═══ MATERIAL PROVIDED

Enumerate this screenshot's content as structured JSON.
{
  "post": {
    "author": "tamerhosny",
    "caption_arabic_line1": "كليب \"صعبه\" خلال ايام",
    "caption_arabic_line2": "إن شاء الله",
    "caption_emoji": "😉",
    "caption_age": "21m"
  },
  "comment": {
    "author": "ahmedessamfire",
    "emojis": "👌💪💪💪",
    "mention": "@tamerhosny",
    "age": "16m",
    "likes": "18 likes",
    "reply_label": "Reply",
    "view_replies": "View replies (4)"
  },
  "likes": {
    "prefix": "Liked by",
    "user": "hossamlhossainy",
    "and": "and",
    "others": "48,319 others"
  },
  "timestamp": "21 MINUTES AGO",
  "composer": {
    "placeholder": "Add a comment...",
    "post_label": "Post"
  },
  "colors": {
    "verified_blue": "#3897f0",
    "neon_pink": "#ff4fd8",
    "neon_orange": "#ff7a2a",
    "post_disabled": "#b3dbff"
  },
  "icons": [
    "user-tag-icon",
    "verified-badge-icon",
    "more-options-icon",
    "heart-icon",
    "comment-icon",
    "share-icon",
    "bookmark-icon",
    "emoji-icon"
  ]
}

══════
═══ MATERIAL PROVIDED

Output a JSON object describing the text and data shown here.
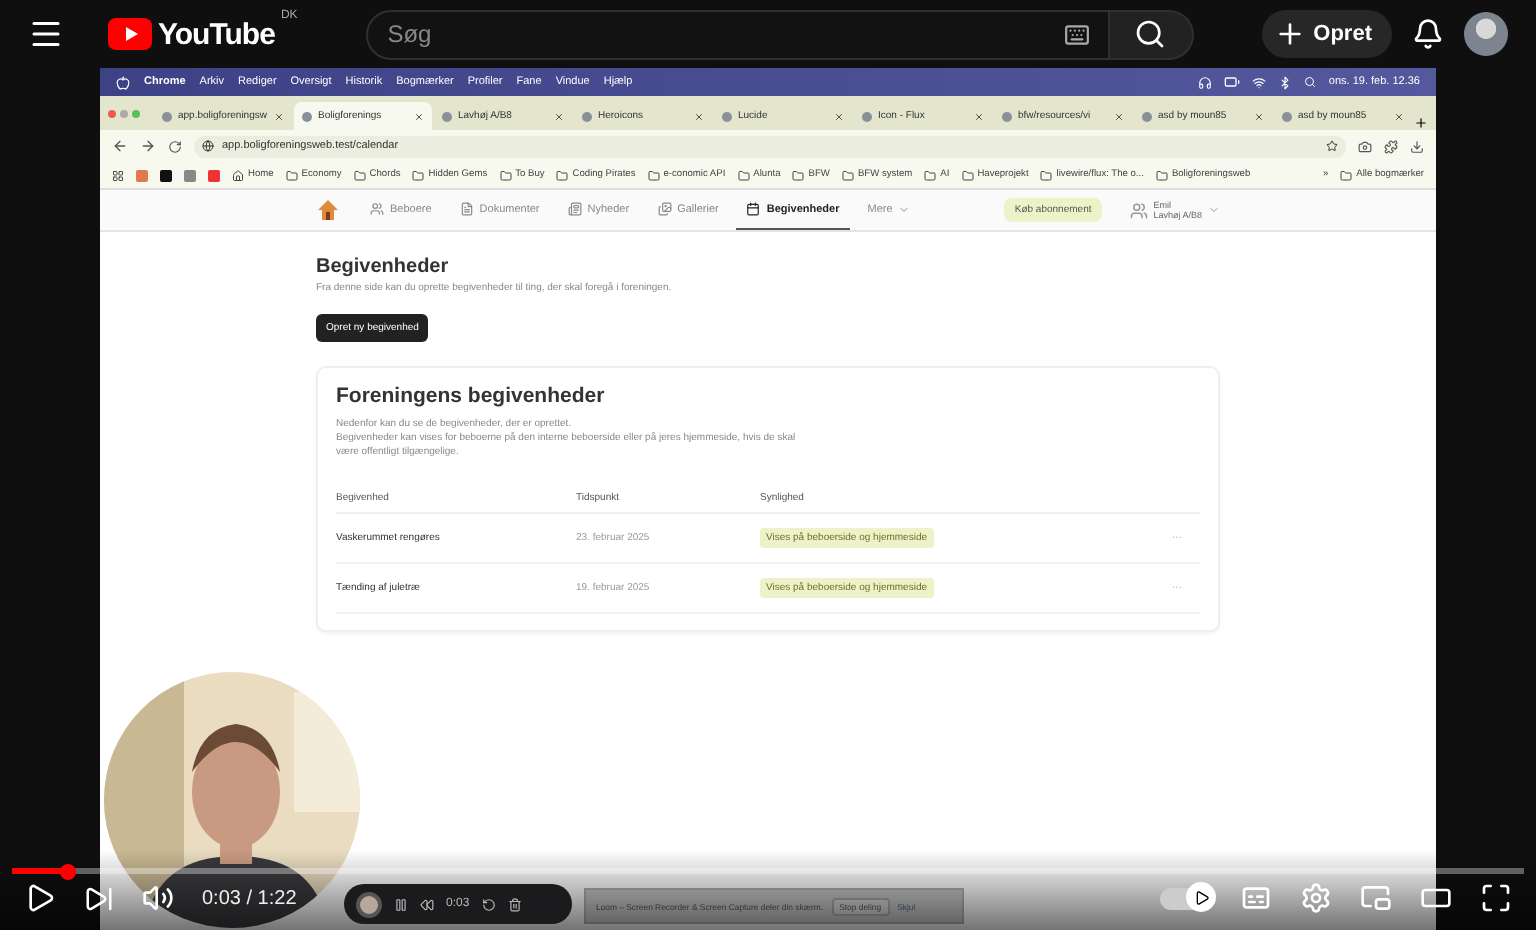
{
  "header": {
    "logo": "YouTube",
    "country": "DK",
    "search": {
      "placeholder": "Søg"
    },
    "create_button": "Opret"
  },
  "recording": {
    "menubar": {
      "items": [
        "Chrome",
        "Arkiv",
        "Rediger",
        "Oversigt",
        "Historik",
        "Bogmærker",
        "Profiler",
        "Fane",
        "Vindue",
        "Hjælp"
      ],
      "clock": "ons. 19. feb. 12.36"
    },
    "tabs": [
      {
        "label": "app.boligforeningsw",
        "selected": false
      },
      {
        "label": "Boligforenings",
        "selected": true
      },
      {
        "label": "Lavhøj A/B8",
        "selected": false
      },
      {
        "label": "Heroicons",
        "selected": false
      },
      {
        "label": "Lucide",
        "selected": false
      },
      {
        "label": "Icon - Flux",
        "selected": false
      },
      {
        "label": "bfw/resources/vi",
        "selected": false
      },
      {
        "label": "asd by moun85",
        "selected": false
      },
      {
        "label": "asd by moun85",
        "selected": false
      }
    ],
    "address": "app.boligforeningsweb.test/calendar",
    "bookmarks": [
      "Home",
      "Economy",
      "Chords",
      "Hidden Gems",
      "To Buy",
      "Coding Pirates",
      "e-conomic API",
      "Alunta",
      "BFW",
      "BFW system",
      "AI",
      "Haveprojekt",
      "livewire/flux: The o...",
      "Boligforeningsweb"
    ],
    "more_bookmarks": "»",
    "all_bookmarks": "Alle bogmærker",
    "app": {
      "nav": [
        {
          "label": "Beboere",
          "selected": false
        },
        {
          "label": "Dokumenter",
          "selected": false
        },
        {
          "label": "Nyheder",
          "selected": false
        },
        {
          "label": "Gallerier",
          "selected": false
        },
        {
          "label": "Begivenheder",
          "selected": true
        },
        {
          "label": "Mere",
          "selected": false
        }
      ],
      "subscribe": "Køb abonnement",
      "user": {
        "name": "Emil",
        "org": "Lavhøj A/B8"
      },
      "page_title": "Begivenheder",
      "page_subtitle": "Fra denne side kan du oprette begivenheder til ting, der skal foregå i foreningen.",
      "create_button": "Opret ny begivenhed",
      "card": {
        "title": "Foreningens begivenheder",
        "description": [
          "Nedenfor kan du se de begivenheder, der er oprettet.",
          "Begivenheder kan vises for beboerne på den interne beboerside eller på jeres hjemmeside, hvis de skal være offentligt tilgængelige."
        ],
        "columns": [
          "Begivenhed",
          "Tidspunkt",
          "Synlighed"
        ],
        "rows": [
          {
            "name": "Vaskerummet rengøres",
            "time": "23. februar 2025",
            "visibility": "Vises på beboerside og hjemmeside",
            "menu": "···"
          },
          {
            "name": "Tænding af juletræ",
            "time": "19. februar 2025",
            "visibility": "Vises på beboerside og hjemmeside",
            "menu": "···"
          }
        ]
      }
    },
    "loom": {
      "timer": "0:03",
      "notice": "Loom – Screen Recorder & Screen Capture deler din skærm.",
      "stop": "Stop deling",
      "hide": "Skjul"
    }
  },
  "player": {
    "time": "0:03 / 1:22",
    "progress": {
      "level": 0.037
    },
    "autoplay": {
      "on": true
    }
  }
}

══════

THE EXERCISE | Go through the entries above and count the lines containing the word "skal"; give only that count.

WRITTEN RESPONSE | 2